_Dataset entries_.
>>

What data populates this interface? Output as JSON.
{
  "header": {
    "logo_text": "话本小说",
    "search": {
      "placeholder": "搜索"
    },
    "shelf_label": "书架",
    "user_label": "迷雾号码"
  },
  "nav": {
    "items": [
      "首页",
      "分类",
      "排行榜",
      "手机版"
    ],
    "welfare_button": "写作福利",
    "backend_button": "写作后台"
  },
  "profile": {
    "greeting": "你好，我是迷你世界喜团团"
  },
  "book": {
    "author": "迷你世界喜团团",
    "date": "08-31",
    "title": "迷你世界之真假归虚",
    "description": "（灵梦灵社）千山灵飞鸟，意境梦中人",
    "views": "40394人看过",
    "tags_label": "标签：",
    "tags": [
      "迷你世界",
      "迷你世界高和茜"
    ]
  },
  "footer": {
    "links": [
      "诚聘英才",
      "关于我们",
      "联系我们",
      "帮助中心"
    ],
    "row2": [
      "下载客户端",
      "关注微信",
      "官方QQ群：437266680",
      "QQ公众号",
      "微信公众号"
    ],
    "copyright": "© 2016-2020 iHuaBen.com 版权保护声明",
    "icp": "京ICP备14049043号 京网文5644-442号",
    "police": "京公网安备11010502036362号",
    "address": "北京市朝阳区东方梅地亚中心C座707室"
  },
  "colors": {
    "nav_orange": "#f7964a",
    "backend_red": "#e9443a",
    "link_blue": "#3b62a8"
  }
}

<<

_Short exercise_. Give all the records again. Match them exactly.

_Answer to the problem_.
What data populates this interface? Output as JSON.
{
  "header": {
    "logo_text": "话本小说",
    "search": {
      "placeholder": "搜索"
    },
    "shelf_label": "书架",
    "user_label": "迷雾号码"
  },
  "nav": {
    "items": [
      "首页",
      "分类",
      "排行榜",
      "手机版"
    ],
    "welfare_button": "写作福利",
    "backend_button": "写作后台"
  },
  "profile": {
    "greeting": "你好，我是迷你世界喜团团"
  },
  "book": {
    "author": "迷你世界喜团团",
    "date": "08-31",
    "title": "迷你世界之真假归虚",
    "description": "（灵梦灵社）千山灵飞鸟，意境梦中人",
    "views": "40394人看过",
    "tags_label": "标签：",
    "tags": [
      "迷你世界",
      "迷你世界高和茜"
    ]
  },
  "footer": {
    "links": [
      "诚聘英才",
      "关于我们",
      "联系我们",
      "帮助中心"
    ],
    "row2": [
      "下载客户端",
      "关注微信",
      "官方QQ群：437266680",
      "QQ公众号",
      "微信公众号"
    ],
    "copyright": "© 2016-2020 iHuaBen.com 版权保护声明",
    "icp": "京ICP备14049043号 京网文5644-442号",
    "police": "京公网安备11010502036362号",
    "address": "北京市朝阳区东方梅地亚中心C座707室"
  },
  "colors": {
    "nav_orange": "#f7964a",
    "backend_red": "#e9443a",
    "link_blue": "#3b62a8"
  }
}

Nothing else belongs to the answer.